With the Oscar nominations race effectively over (noms are announced on Tuesday), we are left to kill yet more time with a couple of uninspiring January releases that will mostly stay out of the way of the platforming award contenders. Is it summer yet?
Weekend Forecast for January 21-23, 2005
By Reagen Sulewski
January 21, 2005
A time traveler from 1988 could be forgiven for wondering just what circumstances could have lead to the transformation of Ice Cube from gangsta rapper in N.W.A. to lead in the Bill Cosby-esque Are We There Yet?, since if you think about this career path too long, your brain might literally explode. From being investigated by the FBI for potentially inciteful lyrics to a sanitized, family-film starring comedian. Somewhere, Spike Lee is furious.
Family-friendly might be stretching the definition for this film, which looks like it would give more ammunition to kids against their parents than anything since Problem Child. Trying to impress his girlfriend (played by Nia Long), Cube offers to drive her kids up from Washington, D.C. to New York City, where she's stuck on business. The kids vow to make his life hell on the trip, having rejected anyone as a suitor for their mom. Wacky hijinks ensue, with property and physical damage that would kill someone in a world where our laws of physics prevailed. Good thing it's Hollywood.
Directed by Brian Levant, who also brought us the precise moment when Cuba Gooding, Jr. lost his dignity (Snow Dogs), the low point of Arnold Schwarzenegger's comedy career (Jingle All the Way) - no small achievement in itself, both Flintstones films, Beethoven and Problem Child 2, Are We There Yet? simply represents another of the painful things that pass for entertainment as long as they're aimed at "families" (meanwhile, parents are cringing and wondering if they can skip out to a screening of The Aviator).

» WRITTEN TASK
Copy the passage from the movie review word for word, starting at "Directed by Brian" and ending at "of The Aviator).".

» COLLECTED MATERIAL
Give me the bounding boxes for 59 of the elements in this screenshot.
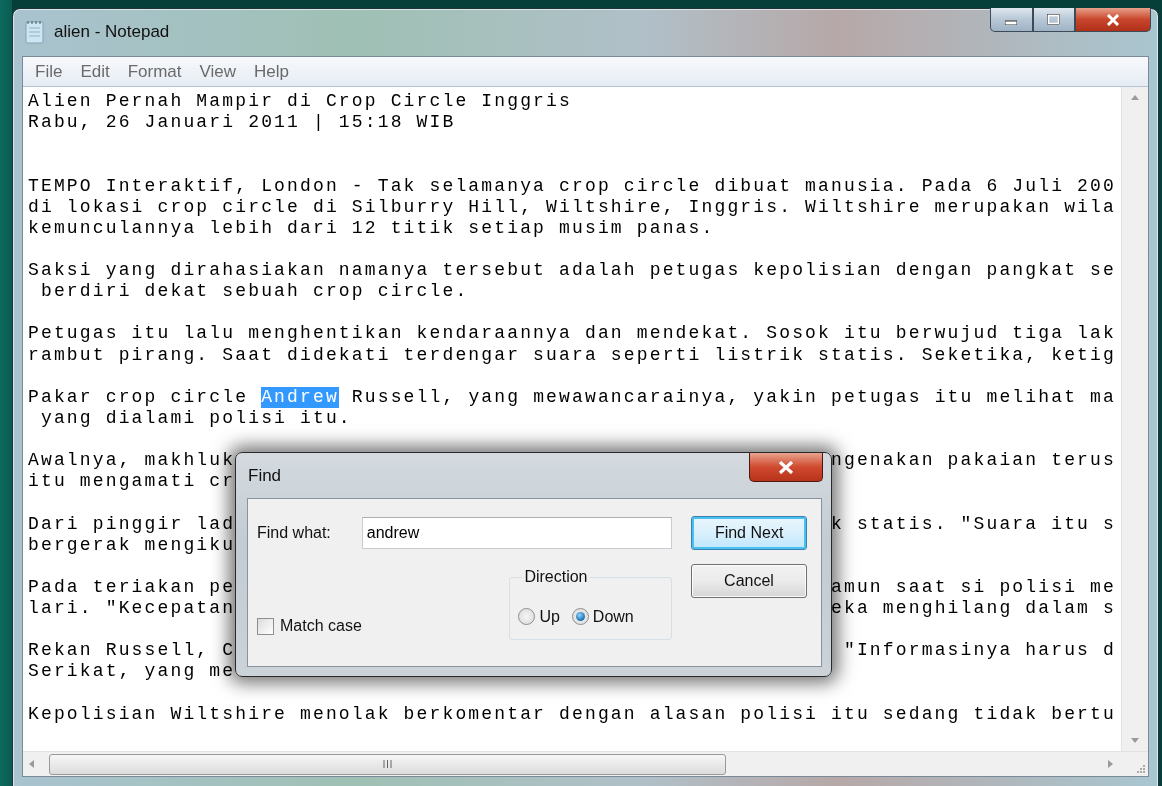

» THE SOLUTION
Directed by Brian Levant, who also brought us the precise moment when Cuba Gooding, Jr. lost his dignity (Snow Dogs), the low point of Arnold Schwarzenegger's comedy career (Jingle All the Way) - no small achievement in itself, both Flintstones films, Beethoven and Problem Child 2, Are We There Yet? simply represents another of the painful things that pass for entertainment as long as they're aimed at "families" (meanwhile, parents are cringing and wondering if they can skip out to a screening of The Aviator).